[Saved entries]

+++

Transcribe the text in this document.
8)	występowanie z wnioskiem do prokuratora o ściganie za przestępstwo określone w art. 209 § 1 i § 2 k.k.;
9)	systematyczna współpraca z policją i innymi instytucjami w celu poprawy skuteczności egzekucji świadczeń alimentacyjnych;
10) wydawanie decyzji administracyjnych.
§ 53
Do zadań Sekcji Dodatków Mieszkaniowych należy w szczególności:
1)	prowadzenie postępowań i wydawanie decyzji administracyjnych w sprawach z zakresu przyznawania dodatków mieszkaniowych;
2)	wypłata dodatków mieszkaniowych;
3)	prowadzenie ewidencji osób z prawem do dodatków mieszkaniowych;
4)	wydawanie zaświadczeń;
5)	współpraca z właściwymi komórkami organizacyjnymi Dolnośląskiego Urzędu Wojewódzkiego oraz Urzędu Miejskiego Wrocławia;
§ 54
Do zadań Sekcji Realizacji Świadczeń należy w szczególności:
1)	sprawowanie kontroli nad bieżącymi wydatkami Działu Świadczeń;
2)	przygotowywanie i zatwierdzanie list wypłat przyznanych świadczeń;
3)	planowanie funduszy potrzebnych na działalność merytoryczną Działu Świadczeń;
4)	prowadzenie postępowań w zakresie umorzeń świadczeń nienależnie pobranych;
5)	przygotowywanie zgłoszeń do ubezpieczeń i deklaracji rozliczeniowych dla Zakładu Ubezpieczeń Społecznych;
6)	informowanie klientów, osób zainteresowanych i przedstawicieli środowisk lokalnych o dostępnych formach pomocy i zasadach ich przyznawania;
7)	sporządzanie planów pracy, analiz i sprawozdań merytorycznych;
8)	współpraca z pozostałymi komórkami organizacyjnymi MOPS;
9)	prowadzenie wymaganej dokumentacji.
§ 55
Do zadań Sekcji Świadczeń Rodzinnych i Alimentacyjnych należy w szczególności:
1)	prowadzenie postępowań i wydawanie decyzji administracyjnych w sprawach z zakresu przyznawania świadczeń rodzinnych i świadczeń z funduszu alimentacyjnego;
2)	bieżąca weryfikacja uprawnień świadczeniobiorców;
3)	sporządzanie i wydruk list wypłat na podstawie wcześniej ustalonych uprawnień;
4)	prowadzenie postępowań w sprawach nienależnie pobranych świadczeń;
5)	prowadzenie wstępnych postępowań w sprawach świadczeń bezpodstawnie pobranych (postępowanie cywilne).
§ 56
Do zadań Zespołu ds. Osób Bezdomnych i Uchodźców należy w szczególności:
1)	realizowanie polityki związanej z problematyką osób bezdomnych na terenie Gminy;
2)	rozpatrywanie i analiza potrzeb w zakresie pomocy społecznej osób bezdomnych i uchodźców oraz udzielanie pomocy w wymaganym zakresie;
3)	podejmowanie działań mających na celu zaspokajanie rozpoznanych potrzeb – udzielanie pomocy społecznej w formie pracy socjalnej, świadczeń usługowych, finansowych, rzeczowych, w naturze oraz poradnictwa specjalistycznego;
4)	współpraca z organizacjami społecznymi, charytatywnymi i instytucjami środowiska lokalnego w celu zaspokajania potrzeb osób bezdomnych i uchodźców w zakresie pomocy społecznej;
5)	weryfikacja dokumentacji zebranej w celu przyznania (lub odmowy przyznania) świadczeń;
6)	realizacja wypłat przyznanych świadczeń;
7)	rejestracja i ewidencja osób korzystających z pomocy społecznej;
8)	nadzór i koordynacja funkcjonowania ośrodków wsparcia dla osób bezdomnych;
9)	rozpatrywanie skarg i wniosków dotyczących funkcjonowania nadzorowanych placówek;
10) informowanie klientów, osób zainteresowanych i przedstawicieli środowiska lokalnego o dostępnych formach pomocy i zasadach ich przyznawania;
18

+++

Written problem: All of the lines above must be returned exactly.

Solution to this task:
Transcribe the text in this document.
8)	występowanie z wnioskiem do prokuratora o ściganie za przestępstwo określone w art. 209 § 1 i § 2 k.k.;
9)	systematyczna współpraca z policją i innymi instytucjami w celu poprawy skuteczności egzekucji świadczeń alimentacyjnych;
10) wydawanie decyzji administracyjnych.
§ 53
Do zadań Sekcji Dodatków Mieszkaniowych należy w szczególności:
1)	prowadzenie postępowań i wydawanie decyzji administracyjnych w sprawach z zakresu przyznawania dodatków mieszkaniowych;
2)	wypłata dodatków mieszkaniowych;
3)	prowadzenie ewidencji osób z prawem do dodatków mieszkaniowych;
4)	wydawanie zaświadczeń;
5)	współpraca z właściwymi komórkami organizacyjnymi Dolnośląskiego Urzędu Wojewódzkiego oraz Urzędu Miejskiego Wrocławia;
§ 54
Do zadań Sekcji Realizacji Świadczeń należy w szczególności:
1)	sprawowanie kontroli nad bieżącymi wydatkami Działu Świadczeń;
2)	przygotowywanie i zatwierdzanie list wypłat przyznanych świadczeń;
3)	planowanie funduszy potrzebnych na działalność merytoryczną Działu Świadczeń;
4)	prowadzenie postępowań w zakresie umorzeń świadczeń nienależnie pobranych;
5)	przygotowywanie zgłoszeń do ubezpieczeń i deklaracji rozliczeniowych dla Zakładu Ubezpieczeń Społecznych;
6)	informowanie klientów, osób zainteresowanych i przedstawicieli środowisk lokalnych o dostępnych formach pomocy i zasadach ich przyznawania;
7)	sporządzanie planów pracy, analiz i sprawozdań merytorycznych;
8)	współpraca z pozostałymi komórkami organizacyjnymi MOPS;
9)	prowadzenie wymaganej dokumentacji.
§ 55
Do zadań Sekcji Świadczeń Rodzinnych i Alimentacyjnych należy w szczególności:
1)	prowadzenie postępowań i wydawanie decyzji administracyjnych w sprawach z zakresu przyznawania świadczeń rodzinnych i świadczeń z funduszu alimentacyjnego;
2)	bieżąca weryfikacja uprawnień świadczeniobiorców;
3)	sporządzanie i wydruk list wypłat na podstawie wcześniej ustalonych uprawnień;
4)	prowadzenie postępowań w sprawach nienależnie pobranych świadczeń;
5)	prowadzenie wstępnych postępowań w sprawach świadczeń bezpodstawnie pobranych (postępowanie cywilne).
§ 56
Do zadań Zespołu ds. Osób Bezdomnych i Uchodźców należy w szczególności:
1)	realizowanie polityki związanej z problematyką osób bezdomnych na terenie Gminy;
2)	rozpatrywanie i analiza potrzeb w zakresie pomocy społecznej osób bezdomnych i uchodźców oraz udzielanie pomocy w wymaganym zakresie;
3)	podejmowanie działań mających na celu zaspokajanie rozpoznanych potrzeb – udzielanie pomocy społecznej w formie pracy socjalnej, świadczeń usługowych, finansowych, rzeczowych, w naturze oraz poradnictwa specjalistycznego;
4)	współpraca z organizacjami społecznymi, charytatywnymi i instytucjami środowiska lokalnego w celu zaspokajania potrzeb osób bezdomnych i uchodźców w zakresie pomocy społecznej;
5)	weryfikacja dokumentacji zebranej w celu przyznania (lub odmowy przyznania) świadczeń;
6)	realizacja wypłat przyznanych świadczeń;
7)	rejestracja i ewidencja osób korzystających z pomocy społecznej;
8)	nadzór i koordynacja funkcjonowania ośrodków wsparcia dla osób bezdomnych;
9)	rozpatrywanie skarg i wniosków dotyczących funkcjonowania nadzorowanych placówek;
10) informowanie klientów, osób zainteresowanych i przedstawicieli środowiska lokalnego o dostępnych formach pomocy i zasadach ich przyznawania;
18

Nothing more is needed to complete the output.